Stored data
┌──

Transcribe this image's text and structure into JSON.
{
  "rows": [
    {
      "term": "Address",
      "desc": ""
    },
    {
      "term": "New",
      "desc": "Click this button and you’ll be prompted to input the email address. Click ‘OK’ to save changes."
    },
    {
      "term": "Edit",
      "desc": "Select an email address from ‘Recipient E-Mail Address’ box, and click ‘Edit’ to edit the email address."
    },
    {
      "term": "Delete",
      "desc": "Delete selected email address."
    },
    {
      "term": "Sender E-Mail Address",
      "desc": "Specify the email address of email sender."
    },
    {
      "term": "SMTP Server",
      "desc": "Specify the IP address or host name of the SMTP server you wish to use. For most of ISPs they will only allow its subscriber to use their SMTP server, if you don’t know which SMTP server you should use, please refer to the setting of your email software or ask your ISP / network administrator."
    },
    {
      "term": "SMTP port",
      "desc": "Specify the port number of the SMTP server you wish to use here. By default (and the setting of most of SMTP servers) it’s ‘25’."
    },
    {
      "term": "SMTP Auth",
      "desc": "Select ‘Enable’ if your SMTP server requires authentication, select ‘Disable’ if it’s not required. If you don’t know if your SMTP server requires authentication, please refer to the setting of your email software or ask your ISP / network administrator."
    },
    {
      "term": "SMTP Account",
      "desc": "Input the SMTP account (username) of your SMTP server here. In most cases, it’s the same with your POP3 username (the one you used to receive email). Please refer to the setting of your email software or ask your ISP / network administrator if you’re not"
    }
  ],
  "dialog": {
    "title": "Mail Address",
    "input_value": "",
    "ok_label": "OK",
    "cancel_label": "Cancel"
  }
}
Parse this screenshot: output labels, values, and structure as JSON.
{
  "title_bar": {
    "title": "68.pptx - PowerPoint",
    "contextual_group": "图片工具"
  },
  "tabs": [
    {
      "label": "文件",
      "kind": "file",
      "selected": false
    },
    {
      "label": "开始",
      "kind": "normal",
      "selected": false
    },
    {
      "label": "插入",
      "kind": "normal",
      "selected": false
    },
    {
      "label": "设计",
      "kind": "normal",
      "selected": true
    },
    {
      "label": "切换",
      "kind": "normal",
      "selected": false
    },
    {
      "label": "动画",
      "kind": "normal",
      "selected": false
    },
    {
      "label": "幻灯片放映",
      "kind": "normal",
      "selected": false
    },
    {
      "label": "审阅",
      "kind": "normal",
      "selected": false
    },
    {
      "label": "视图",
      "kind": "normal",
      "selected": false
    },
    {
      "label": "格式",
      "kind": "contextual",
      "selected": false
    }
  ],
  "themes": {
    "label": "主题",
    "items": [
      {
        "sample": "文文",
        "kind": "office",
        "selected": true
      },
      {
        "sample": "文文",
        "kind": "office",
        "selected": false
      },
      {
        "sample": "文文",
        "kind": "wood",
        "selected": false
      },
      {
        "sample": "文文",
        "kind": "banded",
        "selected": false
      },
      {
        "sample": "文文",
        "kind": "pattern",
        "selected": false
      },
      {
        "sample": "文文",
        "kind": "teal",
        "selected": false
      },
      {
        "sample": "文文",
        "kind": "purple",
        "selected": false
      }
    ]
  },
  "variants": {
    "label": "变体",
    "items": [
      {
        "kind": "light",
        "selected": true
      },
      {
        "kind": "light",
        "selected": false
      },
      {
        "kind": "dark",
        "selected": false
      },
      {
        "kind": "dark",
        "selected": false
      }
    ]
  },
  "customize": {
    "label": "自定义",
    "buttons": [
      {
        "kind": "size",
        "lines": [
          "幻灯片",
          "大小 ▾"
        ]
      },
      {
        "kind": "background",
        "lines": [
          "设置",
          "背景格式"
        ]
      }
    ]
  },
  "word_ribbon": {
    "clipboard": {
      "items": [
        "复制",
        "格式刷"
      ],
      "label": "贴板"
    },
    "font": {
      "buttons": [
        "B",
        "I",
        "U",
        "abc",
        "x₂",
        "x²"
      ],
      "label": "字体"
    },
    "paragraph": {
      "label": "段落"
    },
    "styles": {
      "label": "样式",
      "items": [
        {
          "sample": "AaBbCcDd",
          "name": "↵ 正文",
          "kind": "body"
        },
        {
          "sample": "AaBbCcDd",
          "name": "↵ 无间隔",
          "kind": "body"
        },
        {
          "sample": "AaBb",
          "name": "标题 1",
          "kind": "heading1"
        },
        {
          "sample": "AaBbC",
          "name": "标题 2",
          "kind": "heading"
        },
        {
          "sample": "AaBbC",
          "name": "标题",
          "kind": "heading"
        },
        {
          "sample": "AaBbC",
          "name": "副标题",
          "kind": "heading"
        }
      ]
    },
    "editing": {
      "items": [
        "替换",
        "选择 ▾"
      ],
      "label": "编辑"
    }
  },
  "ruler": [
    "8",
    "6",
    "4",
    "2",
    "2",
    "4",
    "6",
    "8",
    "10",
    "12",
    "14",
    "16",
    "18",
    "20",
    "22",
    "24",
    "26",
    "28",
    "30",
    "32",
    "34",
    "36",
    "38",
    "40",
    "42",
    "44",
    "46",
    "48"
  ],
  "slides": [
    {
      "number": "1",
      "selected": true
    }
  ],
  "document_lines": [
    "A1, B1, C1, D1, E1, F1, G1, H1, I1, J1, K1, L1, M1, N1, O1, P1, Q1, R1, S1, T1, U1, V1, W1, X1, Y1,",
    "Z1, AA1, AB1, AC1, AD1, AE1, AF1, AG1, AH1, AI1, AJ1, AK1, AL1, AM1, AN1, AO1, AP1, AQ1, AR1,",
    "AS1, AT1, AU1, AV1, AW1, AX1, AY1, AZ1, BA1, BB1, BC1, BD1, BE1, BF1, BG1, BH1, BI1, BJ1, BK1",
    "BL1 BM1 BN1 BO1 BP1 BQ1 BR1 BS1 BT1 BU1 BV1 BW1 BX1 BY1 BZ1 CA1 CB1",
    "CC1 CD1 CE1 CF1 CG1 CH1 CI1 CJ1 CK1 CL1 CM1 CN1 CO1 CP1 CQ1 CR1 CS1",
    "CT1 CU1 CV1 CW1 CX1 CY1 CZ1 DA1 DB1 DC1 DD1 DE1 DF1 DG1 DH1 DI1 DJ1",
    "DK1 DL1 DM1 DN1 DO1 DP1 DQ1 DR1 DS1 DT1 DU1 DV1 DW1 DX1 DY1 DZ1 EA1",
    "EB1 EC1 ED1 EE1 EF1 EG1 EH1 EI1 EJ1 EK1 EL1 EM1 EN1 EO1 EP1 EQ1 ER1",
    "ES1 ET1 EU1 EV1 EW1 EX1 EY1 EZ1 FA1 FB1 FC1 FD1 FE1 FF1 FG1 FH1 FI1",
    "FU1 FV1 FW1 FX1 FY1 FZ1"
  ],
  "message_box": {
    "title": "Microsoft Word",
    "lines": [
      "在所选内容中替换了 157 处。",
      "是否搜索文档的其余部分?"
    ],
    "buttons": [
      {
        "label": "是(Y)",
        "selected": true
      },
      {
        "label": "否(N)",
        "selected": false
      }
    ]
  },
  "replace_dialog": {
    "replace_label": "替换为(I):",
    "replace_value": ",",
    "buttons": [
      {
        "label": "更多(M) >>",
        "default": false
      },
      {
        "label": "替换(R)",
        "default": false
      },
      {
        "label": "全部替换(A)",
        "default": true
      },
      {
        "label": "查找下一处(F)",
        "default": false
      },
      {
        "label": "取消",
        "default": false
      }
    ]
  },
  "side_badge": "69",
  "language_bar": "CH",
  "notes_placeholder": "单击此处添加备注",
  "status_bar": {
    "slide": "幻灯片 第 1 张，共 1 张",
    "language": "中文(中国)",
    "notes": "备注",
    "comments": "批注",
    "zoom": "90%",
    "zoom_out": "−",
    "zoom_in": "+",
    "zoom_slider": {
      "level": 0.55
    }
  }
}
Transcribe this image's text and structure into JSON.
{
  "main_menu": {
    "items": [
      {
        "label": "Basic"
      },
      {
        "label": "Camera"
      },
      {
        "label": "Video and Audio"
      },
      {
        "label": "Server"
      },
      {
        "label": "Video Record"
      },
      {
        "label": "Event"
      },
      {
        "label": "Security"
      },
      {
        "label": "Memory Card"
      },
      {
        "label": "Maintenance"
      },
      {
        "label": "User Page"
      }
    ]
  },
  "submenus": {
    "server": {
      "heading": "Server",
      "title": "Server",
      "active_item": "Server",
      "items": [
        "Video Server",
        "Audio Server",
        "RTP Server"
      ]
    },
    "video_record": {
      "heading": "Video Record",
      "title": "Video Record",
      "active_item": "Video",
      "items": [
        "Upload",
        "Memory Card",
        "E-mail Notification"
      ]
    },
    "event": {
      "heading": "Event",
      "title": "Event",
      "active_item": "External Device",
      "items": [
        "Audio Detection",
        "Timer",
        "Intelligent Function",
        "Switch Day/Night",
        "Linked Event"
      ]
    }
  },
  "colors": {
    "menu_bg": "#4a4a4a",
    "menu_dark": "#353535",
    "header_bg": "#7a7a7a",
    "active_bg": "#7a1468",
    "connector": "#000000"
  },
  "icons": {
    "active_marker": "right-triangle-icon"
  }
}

└──

**INSTRUCTIONS FOR THE TASK**
Find the lines with the string "refer" and reproduce them.

**WRITTEN RESPONSE**
      "desc": "Specify the IP address or host name of the SMTP server you wish to use. For most of ISPs they will only allow its subscriber to use their SMTP server, if you don’t know which SMTP server you should use, please refer to the setting of your email software or ask your ISP / network administrator."
      "desc": "Select ‘Enable’ if your SMTP server requires authentication, select ‘Disable’ if it’s not required. If you don’t know if your SMTP server requires authentication, please refer to the setting of your email software or ask your ISP / network administrator."
      "desc": "Input the SMTP account (username) of your SMTP server here. In most cases, it’s the same with your POP3 username (the one you used to receive email). Please refer to the setting of your email software or ask your ISP / network administrator if you’re not"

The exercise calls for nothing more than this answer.